TASK DIRECTIONS
All of the records below should be output exactly.

LISTED RECORDS
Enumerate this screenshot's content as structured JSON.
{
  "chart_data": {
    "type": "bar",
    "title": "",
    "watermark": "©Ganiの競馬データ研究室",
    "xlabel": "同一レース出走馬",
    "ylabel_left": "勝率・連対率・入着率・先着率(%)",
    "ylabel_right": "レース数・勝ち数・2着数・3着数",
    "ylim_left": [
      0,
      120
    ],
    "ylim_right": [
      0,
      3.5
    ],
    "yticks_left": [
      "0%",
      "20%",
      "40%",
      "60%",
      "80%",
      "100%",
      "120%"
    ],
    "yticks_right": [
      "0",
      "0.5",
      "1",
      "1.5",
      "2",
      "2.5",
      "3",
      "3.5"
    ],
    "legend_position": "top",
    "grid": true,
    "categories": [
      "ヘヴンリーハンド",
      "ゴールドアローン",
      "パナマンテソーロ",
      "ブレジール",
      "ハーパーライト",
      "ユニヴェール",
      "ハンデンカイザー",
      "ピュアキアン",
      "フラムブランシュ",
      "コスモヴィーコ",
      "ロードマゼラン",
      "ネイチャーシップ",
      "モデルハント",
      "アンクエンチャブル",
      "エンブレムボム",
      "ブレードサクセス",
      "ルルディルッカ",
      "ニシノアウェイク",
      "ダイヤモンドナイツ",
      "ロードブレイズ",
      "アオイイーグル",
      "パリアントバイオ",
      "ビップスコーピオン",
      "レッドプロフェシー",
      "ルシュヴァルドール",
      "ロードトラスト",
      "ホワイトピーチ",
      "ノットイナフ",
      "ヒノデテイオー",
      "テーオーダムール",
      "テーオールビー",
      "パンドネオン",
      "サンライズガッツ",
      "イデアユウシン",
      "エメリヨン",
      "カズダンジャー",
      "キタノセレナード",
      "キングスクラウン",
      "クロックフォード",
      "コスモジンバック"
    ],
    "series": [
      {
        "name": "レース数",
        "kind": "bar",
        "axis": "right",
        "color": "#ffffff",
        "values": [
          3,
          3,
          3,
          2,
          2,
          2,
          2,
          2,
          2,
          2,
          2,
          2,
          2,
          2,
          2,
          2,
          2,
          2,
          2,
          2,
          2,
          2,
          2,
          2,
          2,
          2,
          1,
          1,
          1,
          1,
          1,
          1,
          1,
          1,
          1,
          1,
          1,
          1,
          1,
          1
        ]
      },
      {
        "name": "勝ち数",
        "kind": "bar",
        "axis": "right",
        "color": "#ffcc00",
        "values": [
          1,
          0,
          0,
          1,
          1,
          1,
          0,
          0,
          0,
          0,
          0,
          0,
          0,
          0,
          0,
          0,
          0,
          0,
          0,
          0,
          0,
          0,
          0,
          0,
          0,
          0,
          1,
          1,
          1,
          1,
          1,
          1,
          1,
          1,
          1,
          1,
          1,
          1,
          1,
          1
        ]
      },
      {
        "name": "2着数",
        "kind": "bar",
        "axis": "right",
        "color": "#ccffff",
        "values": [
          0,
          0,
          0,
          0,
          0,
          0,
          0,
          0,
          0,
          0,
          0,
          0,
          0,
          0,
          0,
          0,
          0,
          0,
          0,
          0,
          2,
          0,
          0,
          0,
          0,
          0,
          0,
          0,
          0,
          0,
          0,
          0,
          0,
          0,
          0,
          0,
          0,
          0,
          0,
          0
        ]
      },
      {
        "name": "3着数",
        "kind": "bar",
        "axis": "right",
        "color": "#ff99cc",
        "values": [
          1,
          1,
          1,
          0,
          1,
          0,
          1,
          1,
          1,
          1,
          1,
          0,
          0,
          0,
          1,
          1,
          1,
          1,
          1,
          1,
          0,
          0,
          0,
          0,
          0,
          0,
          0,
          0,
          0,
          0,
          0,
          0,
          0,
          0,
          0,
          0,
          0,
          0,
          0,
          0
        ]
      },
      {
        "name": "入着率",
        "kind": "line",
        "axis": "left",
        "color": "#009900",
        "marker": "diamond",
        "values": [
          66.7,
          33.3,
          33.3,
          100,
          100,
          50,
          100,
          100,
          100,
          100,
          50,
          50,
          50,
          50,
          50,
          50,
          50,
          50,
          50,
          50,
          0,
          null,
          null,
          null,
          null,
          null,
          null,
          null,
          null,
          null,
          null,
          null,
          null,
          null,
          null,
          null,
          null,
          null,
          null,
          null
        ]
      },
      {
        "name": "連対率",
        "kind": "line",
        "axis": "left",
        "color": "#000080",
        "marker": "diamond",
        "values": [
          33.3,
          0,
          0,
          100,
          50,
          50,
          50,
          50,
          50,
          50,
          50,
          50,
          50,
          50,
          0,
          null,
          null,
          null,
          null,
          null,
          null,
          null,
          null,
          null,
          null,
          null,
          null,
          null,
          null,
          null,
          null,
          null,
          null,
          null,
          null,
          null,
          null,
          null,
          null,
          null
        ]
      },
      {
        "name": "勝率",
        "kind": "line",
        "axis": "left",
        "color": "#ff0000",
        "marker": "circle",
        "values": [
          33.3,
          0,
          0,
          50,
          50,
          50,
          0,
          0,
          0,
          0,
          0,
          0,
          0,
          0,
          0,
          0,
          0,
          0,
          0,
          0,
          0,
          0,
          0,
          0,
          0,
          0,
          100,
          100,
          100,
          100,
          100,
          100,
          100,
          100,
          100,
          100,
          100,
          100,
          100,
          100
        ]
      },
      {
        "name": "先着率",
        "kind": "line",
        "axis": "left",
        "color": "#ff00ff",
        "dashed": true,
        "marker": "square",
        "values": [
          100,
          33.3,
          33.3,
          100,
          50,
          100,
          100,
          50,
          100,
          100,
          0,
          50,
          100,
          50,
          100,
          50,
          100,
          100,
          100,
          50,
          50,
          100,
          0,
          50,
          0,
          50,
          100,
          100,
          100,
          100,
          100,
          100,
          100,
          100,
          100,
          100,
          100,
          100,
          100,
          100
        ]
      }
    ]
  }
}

FINISHED ANSWER
Enumerate this screenshot's content as structured JSON.
{
  "chart_data": {
    "type": "bar",
    "title": "",
    "watermark": "©Ganiの競馬データ研究室",
    "xlabel": "同一レース出走馬",
    "ylabel_left": "勝率・連対率・入着率・先着率(%)",
    "ylabel_right": "レース数・勝ち数・2着数・3着数",
    "ylim_left": [
      0,
      120
    ],
    "ylim_right": [
      0,
      3.5
    ],
    "yticks_left": [
      "0%",
      "20%",
      "40%",
      "60%",
      "80%",
      "100%",
      "120%"
    ],
    "yticks_right": [
      "0",
      "0.5",
      "1",
      "1.5",
      "2",
      "2.5",
      "3",
      "3.5"
    ],
    "legend_position": "top",
    "grid": true,
    "categories": [
      "ヘヴンリーハンド",
      "ゴールドアローン",
      "パナマンテソーロ",
      "ブレジール",
      "ハーパーライト",
      "ユニヴェール",
      "ハンデンカイザー",
      "ピュアキアン",
      "フラムブランシュ",
      "コスモヴィーコ",
      "ロードマゼラン",
      "ネイチャーシップ",
      "モデルハント",
      "アンクエンチャブル",
      "エンブレムボム",
      "ブレードサクセス",
      "ルルディルッカ",
      "ニシノアウェイク",
      "ダイヤモンドナイツ",
      "ロードブレイズ",
      "アオイイーグル",
      "パリアントバイオ",
      "ビップスコーピオン",
      "レッドプロフェシー",
      "ルシュヴァルドール",
      "ロードトラスト",
      "ホワイトピーチ",
      "ノットイナフ",
      "ヒノデテイオー",
      "テーオーダムール",
      "テーオールビー",
      "パンドネオン",
      "サンライズガッツ",
      "イデアユウシン",
      "エメリヨン",
      "カズダンジャー",
      "キタノセレナード",
      "キングスクラウン",
      "クロックフォード",
      "コスモジンバック"
    ],
    "series": [
      {
        "name": "レース数",
        "kind": "bar",
        "axis": "right",
        "color": "#ffffff",
        "values": [
          3,
          3,
          3,
          2,
          2,
          2,
          2,
          2,
          2,
          2,
          2,
          2,
          2,
          2,
          2,
          2,
          2,
          2,
          2,
          2,
          2,
          2,
          2,
          2,
          2,
          2,
          1,
          1,
          1,
          1,
          1,
          1,
          1,
          1,
          1,
          1,
          1,
          1,
          1,
          1
        ]
      },
      {
        "name": "勝ち数",
        "kind": "bar",
        "axis": "right",
        "color": "#ffcc00",
        "values": [
          1,
          0,
          0,
          1,
          1,
          1,
          0,
          0,
          0,
          0,
          0,
          0,
          0,
          0,
          0,
          0,
          0,
          0,
          0,
          0,
          0,
          0,
          0,
          0,
          0,
          0,
          1,
          1,
          1,
          1,
          1,
          1,
          1,
          1,
          1,
          1,
          1,
          1,
          1,
          1
        ]
      },
      {
        "name": "2着数",
        "kind": "bar",
        "axis": "right",
        "color": "#ccffff",
        "values": [
          0,
          0,
          0,
          0,
          0,
          0,
          0,
          0,
          0,
          0,
          0,
          0,
          0,
          0,
          0,
          0,
          0,
          0,
          0,
          0,
          2,
          0,
          0,
          0,
          0,
          0,
          0,
          0,
          0,
          0,
          0,
          0,
          0,
          0,
          0,
          0,
          0,
          0,
          0,
          0
        ]
      },
      {
        "name": "3着数",
        "kind": "bar",
        "axis": "right",
        "color": "#ff99cc",
        "values": [
          1,
          1,
          1,
          0,
          1,
          0,
          1,
          1,
          1,
          1,
          1,
          0,
          0,
          0,
          1,
          1,
          1,
          1,
          1,
          1,
          0,
          0,
          0,
          0,
          0,
          0,
          0,
          0,
          0,
          0,
          0,
          0,
          0,
          0,
          0,
          0,
          0,
          0,
          0,
          0
        ]
      },
      {
        "name": "入着率",
        "kind": "line",
        "axis": "left",
        "color": "#009900",
        "marker": "diamond",
        "values": [
          66.7,
          33.3,
          33.3,
          100,
          100,
          50,
          100,
          100,
          100,
          100,
          50,
          50,
          50,
          50,
          50,
          50,
          50,
          50,
          50,
          50,
          0,
          null,
          null,
          null,
          null,
          null,
          null,
          null,
          null,
          null,
          null,
          null,
          null,
          null,
          null,
          null,
          null,
          null,
          null,
          null
        ]
      },
      {
        "name": "連対率",
        "kind": "line",
        "axis": "left",
        "color": "#000080",
        "marker": "diamond",
        "values": [
          33.3,
          0,
          0,
          100,
          50,
          50,
          50,
          50,
          50,
          50,
          50,
          50,
          50,
          50,
          0,
          null,
          null,
          null,
          null,
          null,
          null,
          null,
          null,
          null,
          null,
          null,
          null,
          null,
          null,
          null,
          null,
          null,
          null,
          null,
          null,
          null,
          null,
          null,
          null,
          null
        ]
      },
      {
        "name": "勝率",
        "kind": "line",
        "axis": "left",
        "color": "#ff0000",
        "marker": "circle",
        "values": [
          33.3,
          0,
          0,
          50,
          50,
          50,
          0,
          0,
          0,
          0,
          0,
          0,
          0,
          0,
          0,
          0,
          0,
          0,
          0,
          0,
          0,
          0,
          0,
          0,
          0,
          0,
          100,
          100,
          100,
          100,
          100,
          100,
          100,
          100,
          100,
          100,
          100,
          100,
          100,
          100
        ]
      },
      {
        "name": "先着率",
        "kind": "line",
        "axis": "left",
        "color": "#ff00ff",
        "dashed": true,
        "marker": "square",
        "values": [
          100,
          33.3,
          33.3,
          100,
          50,
          100,
          100,
          50,
          100,
          100,
          0,
          50,
          100,
          50,
          100,
          50,
          100,
          100,
          100,
          50,
          50,
          100,
          0,
          50,
          0,
          50,
          100,
          100,
          100,
          100,
          100,
          100,
          100,
          100,
          100,
          100,
          100,
          100,
          100,
          100
        ]
      }
    ]
  }
}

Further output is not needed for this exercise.